▸ TO DO
Retype every entry in its entirety, without alteration.

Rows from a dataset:

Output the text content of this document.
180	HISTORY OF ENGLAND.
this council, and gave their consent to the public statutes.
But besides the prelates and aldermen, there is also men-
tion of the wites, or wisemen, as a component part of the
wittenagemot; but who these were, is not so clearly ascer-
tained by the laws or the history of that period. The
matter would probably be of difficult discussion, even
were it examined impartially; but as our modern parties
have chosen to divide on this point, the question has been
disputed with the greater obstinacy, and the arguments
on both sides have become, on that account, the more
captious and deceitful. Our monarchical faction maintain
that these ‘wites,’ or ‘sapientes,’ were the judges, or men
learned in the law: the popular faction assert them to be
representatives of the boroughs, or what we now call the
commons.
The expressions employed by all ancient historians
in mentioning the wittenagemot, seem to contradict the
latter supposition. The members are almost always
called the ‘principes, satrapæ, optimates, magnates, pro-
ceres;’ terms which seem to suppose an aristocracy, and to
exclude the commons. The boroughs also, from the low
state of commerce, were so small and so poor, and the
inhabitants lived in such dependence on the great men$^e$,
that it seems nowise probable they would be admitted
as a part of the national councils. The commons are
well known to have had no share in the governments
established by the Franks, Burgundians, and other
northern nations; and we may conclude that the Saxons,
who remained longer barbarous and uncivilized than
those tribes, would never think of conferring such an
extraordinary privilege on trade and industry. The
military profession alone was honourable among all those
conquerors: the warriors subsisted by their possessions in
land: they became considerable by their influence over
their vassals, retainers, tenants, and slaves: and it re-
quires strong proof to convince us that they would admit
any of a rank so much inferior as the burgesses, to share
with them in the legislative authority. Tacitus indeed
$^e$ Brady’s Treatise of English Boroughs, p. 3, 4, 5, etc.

▸ ANSWER FOR THE TASK
Output the text content of this document.
180	HISTORY OF ENGLAND.
this council, and gave their consent to the public statutes.
But besides the prelates and aldermen, there is also men-
tion of the wites, or wisemen, as a component part of the
wittenagemot; but who these were, is not so clearly ascer-
tained by the laws or the history of that period. The
matter would probably be of difficult discussion, even
were it examined impartially; but as our modern parties
have chosen to divide on this point, the question has been
disputed with the greater obstinacy, and the arguments
on both sides have become, on that account, the more
captious and deceitful. Our monarchical faction maintain
that these ‘wites,’ or ‘sapientes,’ were the judges, or men
learned in the law: the popular faction assert them to be
representatives of the boroughs, or what we now call the
commons.
The expressions employed by all ancient historians
in mentioning the wittenagemot, seem to contradict the
latter supposition. The members are almost always
called the ‘principes, satrapæ, optimates, magnates, pro-
ceres;’ terms which seem to suppose an aristocracy, and to
exclude the commons. The boroughs also, from the low
state of commerce, were so small and so poor, and the
inhabitants lived in such dependence on the great men$^e$,
that it seems nowise probable they would be admitted
as a part of the national councils. The commons are
well known to have had no share in the governments
established by the Franks, Burgundians, and other
northern nations; and we may conclude that the Saxons,
who remained longer barbarous and uncivilized than
those tribes, would never think of conferring such an
extraordinary privilege on trade and industry. The
military profession alone was honourable among all those
conquerors: the warriors subsisted by their possessions in
land: they became considerable by their influence over
their vassals, retainers, tenants, and slaves: and it re-
quires strong proof to convince us that they would admit
any of a rank so much inferior as the burgesses, to share
with them in the legislative authority. Tacitus indeed
$^e$ Brady’s Treatise of English Boroughs, p. 3, 4, 5, etc.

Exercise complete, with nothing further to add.